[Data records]

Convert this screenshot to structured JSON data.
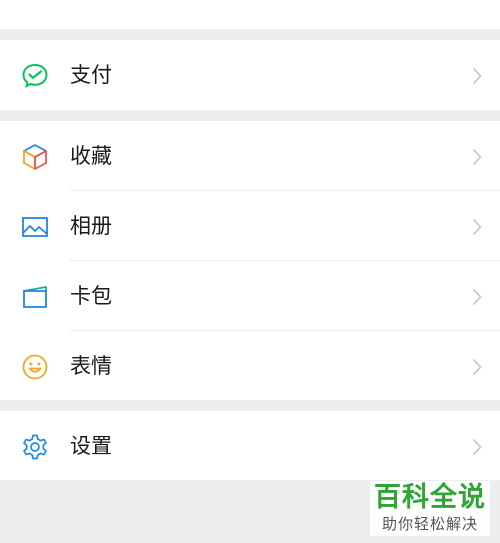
{
  "menu": {
    "pay": {
      "label": "支付",
      "icon": "wechat-pay-icon"
    },
    "favorites": {
      "label": "收藏",
      "icon": "cube-icon"
    },
    "album": {
      "label": "相册",
      "icon": "image-icon"
    },
    "wallet": {
      "label": "卡包",
      "icon": "card-wallet-icon"
    },
    "stickers": {
      "label": "表情",
      "icon": "smiley-icon"
    },
    "settings": {
      "label": "设置",
      "icon": "gear-icon"
    }
  },
  "watermark": {
    "title": "百科全说",
    "subtitle": "助你轻松解决"
  },
  "colors": {
    "pay_green": "#07c160",
    "blue": "#1e88e5",
    "orange": "#f5a623",
    "background": "#ededed"
  }
}
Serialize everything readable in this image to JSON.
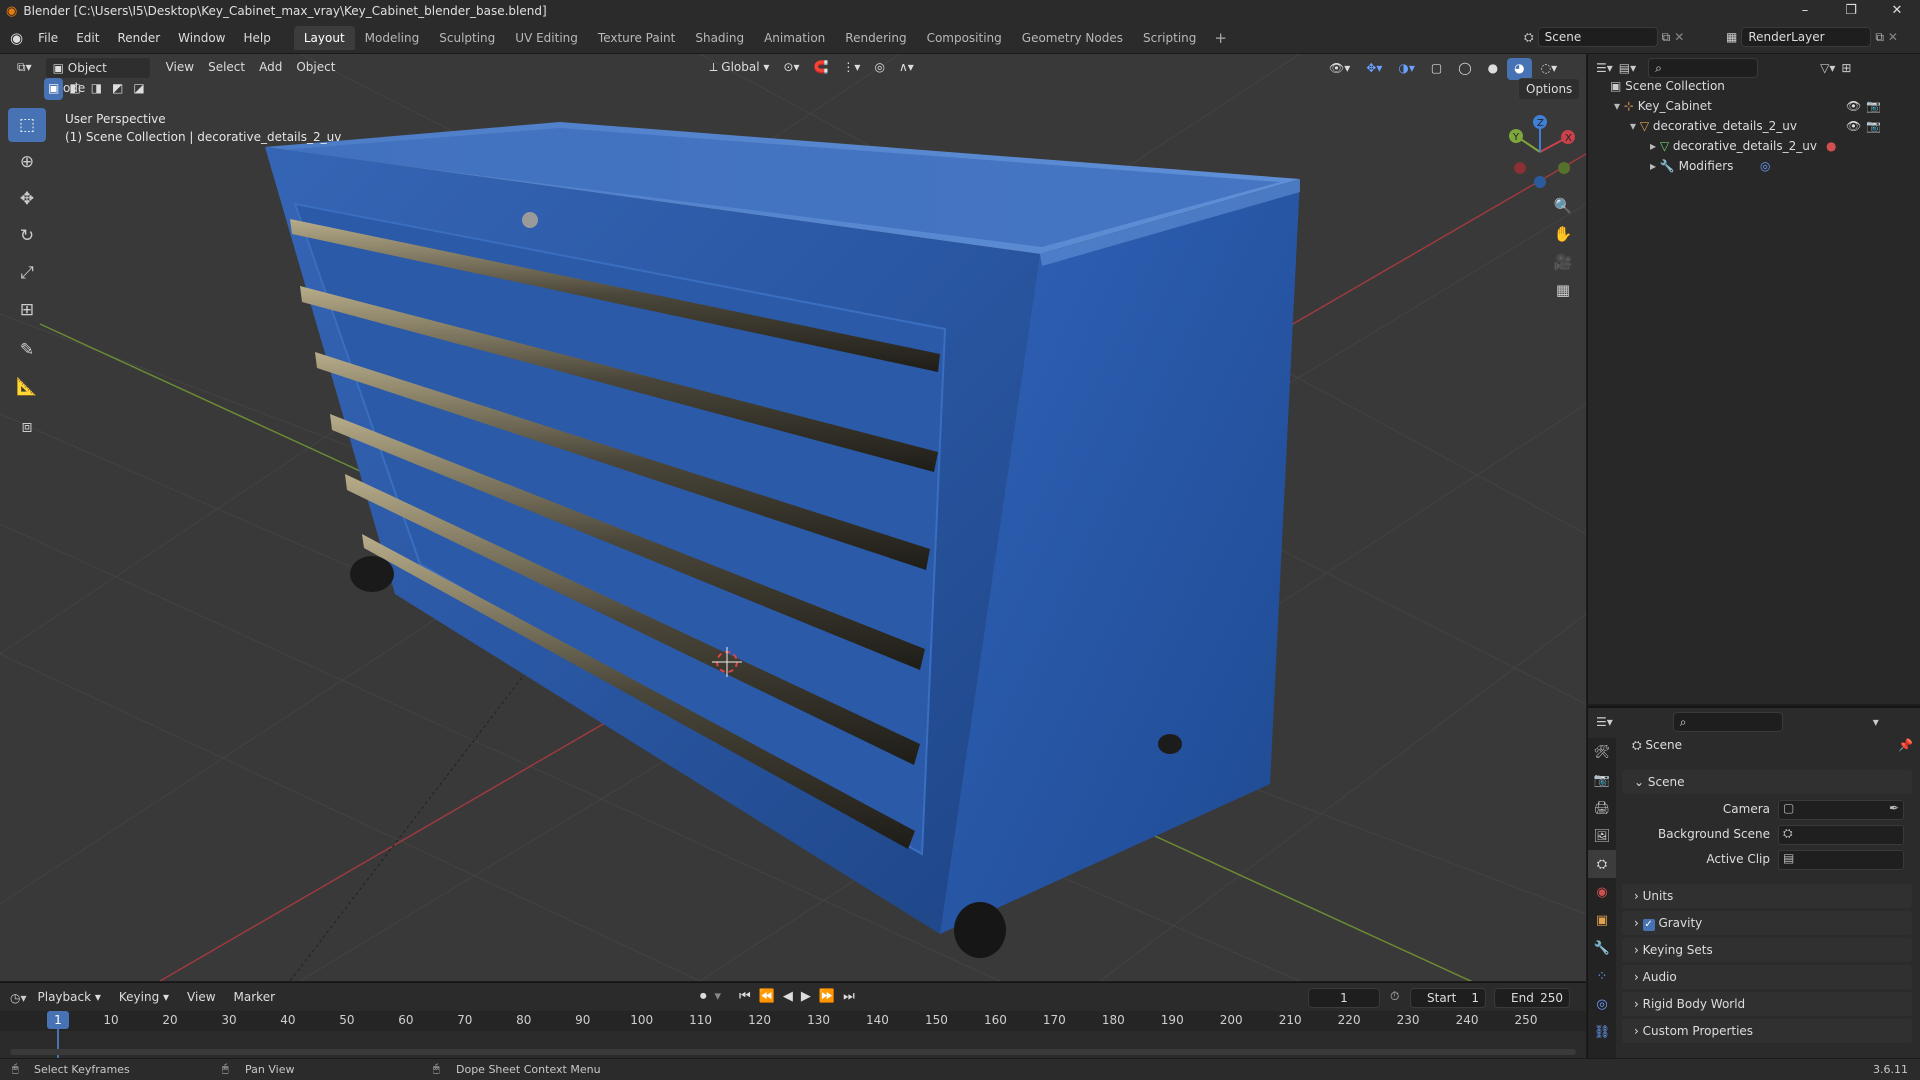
{
  "window": {
    "title": "Blender [C:\\Users\\I5\\Desktop\\Key_Cabinet_max_vray\\Key_Cabinet_blender_base.blend]",
    "controls": [
      "–",
      "❐",
      "✕"
    ]
  },
  "menubar": {
    "menus": [
      "File",
      "Edit",
      "Render",
      "Window",
      "Help"
    ],
    "workspaces": [
      "Layout",
      "Modeling",
      "Sculpting",
      "UV Editing",
      "Texture Paint",
      "Shading",
      "Animation",
      "Rendering",
      "Compositing",
      "Geometry Nodes",
      "Scripting"
    ],
    "active_workspace": "Layout",
    "add_label": "+",
    "scene_value": "Scene",
    "renderlayer_value": "RenderLayer"
  },
  "viewport_header": {
    "mode": "Object Mode",
    "menus": [
      "View",
      "Select",
      "Add",
      "Object"
    ],
    "transform_orientation": "Global",
    "options_label": "Options"
  },
  "viewport": {
    "perspective_label": "User Perspective",
    "collection_label": "(1) Scene Collection | decorative_details_2_uv",
    "gizmo_axes": [
      "X",
      "Y",
      "Z"
    ]
  },
  "toolbar": {
    "tools": [
      "select-box-icon",
      "cursor-icon",
      "move-icon",
      "rotate-icon",
      "scale-icon",
      "transform-icon",
      "annotate-icon",
      "measure-icon",
      "add-cube-icon"
    ]
  },
  "outliner": {
    "search_placeholder": "",
    "rows": [
      {
        "label": "Scene Collection",
        "indent": 0
      },
      {
        "label": "Key_Cabinet",
        "indent": 1
      },
      {
        "label": "decorative_details_2_uv",
        "indent": 2
      },
      {
        "label": "decorative_details_2_uv",
        "indent": 3
      },
      {
        "label": "Modifiers",
        "indent": 3
      }
    ]
  },
  "properties": {
    "header_title": "Scene",
    "section_scene": "Scene",
    "camera_label": "Camera",
    "background_scene_label": "Background Scene",
    "active_clip_label": "Active Clip",
    "collapsed_sections": [
      "Units",
      "Gravity",
      "Keying Sets",
      "Audio",
      "Rigid Body World",
      "Custom Properties"
    ],
    "gravity_checked": true
  },
  "timeline": {
    "menus": [
      "Playback",
      "Keying",
      "View",
      "Marker"
    ],
    "current_frame": "1",
    "start_label": "Start",
    "start_value": "1",
    "end_label": "End",
    "end_value": "250",
    "ruler": [
      "1",
      "10",
      "20",
      "30",
      "40",
      "50",
      "60",
      "70",
      "80",
      "90",
      "100",
      "110",
      "120",
      "130",
      "140",
      "150",
      "160",
      "170",
      "180",
      "190",
      "200",
      "210",
      "220",
      "230",
      "240",
      "250"
    ]
  },
  "statusbar": {
    "hints": [
      "Select Keyframes",
      "Pan View",
      "Dope Sheet Context Menu"
    ],
    "version": "3.6.11"
  },
  "colors": {
    "accent": "#4772b3",
    "cabinet_blue": "#2f5aa6",
    "x_axis": "#c8414b",
    "y_axis": "#7ea63a",
    "z_axis": "#3f7fd6"
  }
}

- _SET TASK_: Transcribe the records above verbatim. Do not carry over any picture.

- _RESPONSE TO THE EXERCISE_:
Convert this screenshot to structured JSON data.
{
  "menu": {
    "pay": {
      "label": "支付",
      "icon": "wechat-pay-icon"
    },
    "favorites": {
      "label": "收藏",
      "icon": "cube-icon"
    },
    "album": {
      "label": "相册",
      "icon": "image-icon"
    },
    "wallet": {
      "label": "卡包",
      "icon": "card-wallet-icon"
    },
    "stickers": {
      "label": "表情",
      "icon": "smiley-icon"
    },
    "settings": {
      "label": "设置",
      "icon": "gear-icon"
    }
  },
  "watermark": {
    "title": "百科全说",
    "subtitle": "助你轻松解决"
  },
  "colors": {
    "pay_green": "#07c160",
    "blue": "#1e88e5",
    "orange": "#f5a623",
    "background": "#ededed"
  }
}
Serialize everything readable in this image to JSON.
{
  "window": {
    "title": "Blender [C:\\Users\\I5\\Desktop\\Key_Cabinet_max_vray\\Key_Cabinet_blender_base.blend]",
    "controls": [
      "–",
      "❐",
      "✕"
    ]
  },
  "menubar": {
    "menus": [
      "File",
      "Edit",
      "Render",
      "Window",
      "Help"
    ],
    "workspaces": [
      "Layout",
      "Modeling",
      "Sculpting",
      "UV Editing",
      "Texture Paint",
      "Shading",
      "Animation",
      "Rendering",
      "Compositing",
      "Geometry Nodes",
      "Scripting"
    ],
    "active_workspace": "Layout",
    "add_label": "+",
    "scene_value": "Scene",
    "renderlayer_value": "RenderLayer"
  },
  "viewport_header": {
    "mode": "Object Mode",
    "menus": [
      "View",
      "Select",
      "Add",
      "Object"
    ],
    "transform_orientation": "Global",
    "options_label": "Options"
  },
  "viewport": {
    "perspective_label": "User Perspective",
    "collection_label": "(1) Scene Collection | decorative_details_2_uv",
    "gizmo_axes": [
      "X",
      "Y",
      "Z"
    ]
  },
  "toolbar": {
    "tools": [
      "select-box-icon",
      "cursor-icon",
      "move-icon",
      "rotate-icon",
      "scale-icon",
      "transform-icon",
      "annotate-icon",
      "measure-icon",
      "add-cube-icon"
    ]
  },
  "outliner": {
    "search_placeholder": "",
    "rows": [
      {
        "label": "Scene Collection",
        "indent": 0
      },
      {
        "label": "Key_Cabinet",
        "indent": 1
      },
      {
        "label": "decorative_details_2_uv",
        "indent": 2
      },
      {
        "label": "decorative_details_2_uv",
        "indent": 3
      },
      {
        "label": "Modifiers",
        "indent": 3
      }
    ]
  },
  "properties": {
    "header_title": "Scene",
    "section_scene": "Scene",
    "camera_label": "Camera",
    "background_scene_label": "Background Scene",
    "active_clip_label": "Active Clip",
    "collapsed_sections": [
      "Units",
      "Gravity",
      "Keying Sets",
      "Audio",
      "Rigid Body World",
      "Custom Properties"
    ],
    "gravity_checked": true
  },
  "timeline": {
    "menus": [
      "Playback",
      "Keying",
      "View",
      "Marker"
    ],
    "current_frame": "1",
    "start_label": "Start",
    "start_value": "1",
    "end_label": "End",
    "end_value": "250",
    "ruler": [
      "1",
      "10",
      "20",
      "30",
      "40",
      "50",
      "60",
      "70",
      "80",
      "90",
      "100",
      "110",
      "120",
      "130",
      "140",
      "150",
      "160",
      "170",
      "180",
      "190",
      "200",
      "210",
      "220",
      "230",
      "240",
      "250"
    ]
  },
  "statusbar": {
    "hints": [
      "Select Keyframes",
      "Pan View",
      "Dope Sheet Context Menu"
    ],
    "version": "3.6.11"
  },
  "colors": {
    "accent": "#4772b3",
    "cabinet_blue": "#2f5aa6",
    "x_axis": "#c8414b",
    "y_axis": "#7ea63a",
    "z_axis": "#3f7fd6"
  }
}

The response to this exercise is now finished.